◆ Your objective:
Copy out the material below in full, but not its images.

◆ Source material:
------------------------------------------------

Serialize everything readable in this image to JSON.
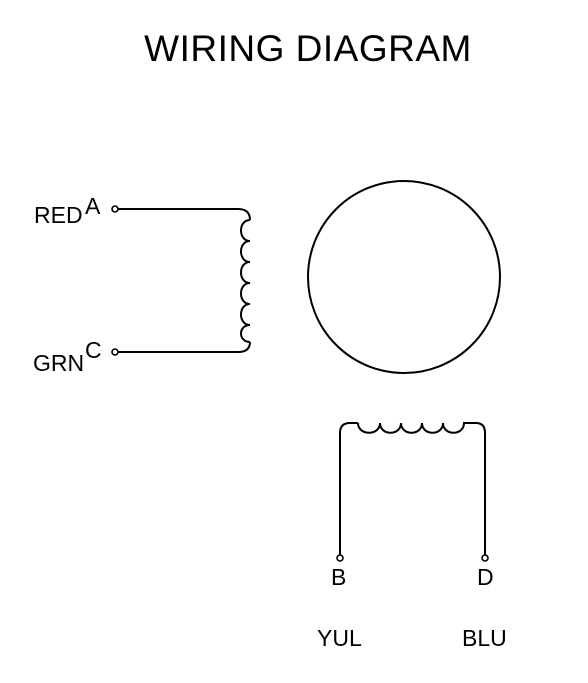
{
  "title": "WIRING DIAGRAM",
  "terminals": {
    "a": {
      "letter": "A",
      "color_label": "RED"
    },
    "c": {
      "letter": "C",
      "color_label": "GRN"
    },
    "b": {
      "letter": "B",
      "color_label": "YUL"
    },
    "d": {
      "letter": "D",
      "color_label": "BLU"
    }
  },
  "colors": {
    "line": "#000000",
    "background": "#ffffff"
  }
}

------------------------------------------------

◆ Solution to this problem:
Serialize everything readable in this image to JSON.
{
  "title": "WIRING DIAGRAM",
  "terminals": {
    "a": {
      "letter": "A",
      "color_label": "RED"
    },
    "c": {
      "letter": "C",
      "color_label": "GRN"
    },
    "b": {
      "letter": "B",
      "color_label": "YUL"
    },
    "d": {
      "letter": "D",
      "color_label": "BLU"
    }
  },
  "colors": {
    "line": "#000000",
    "background": "#ffffff"
  }
}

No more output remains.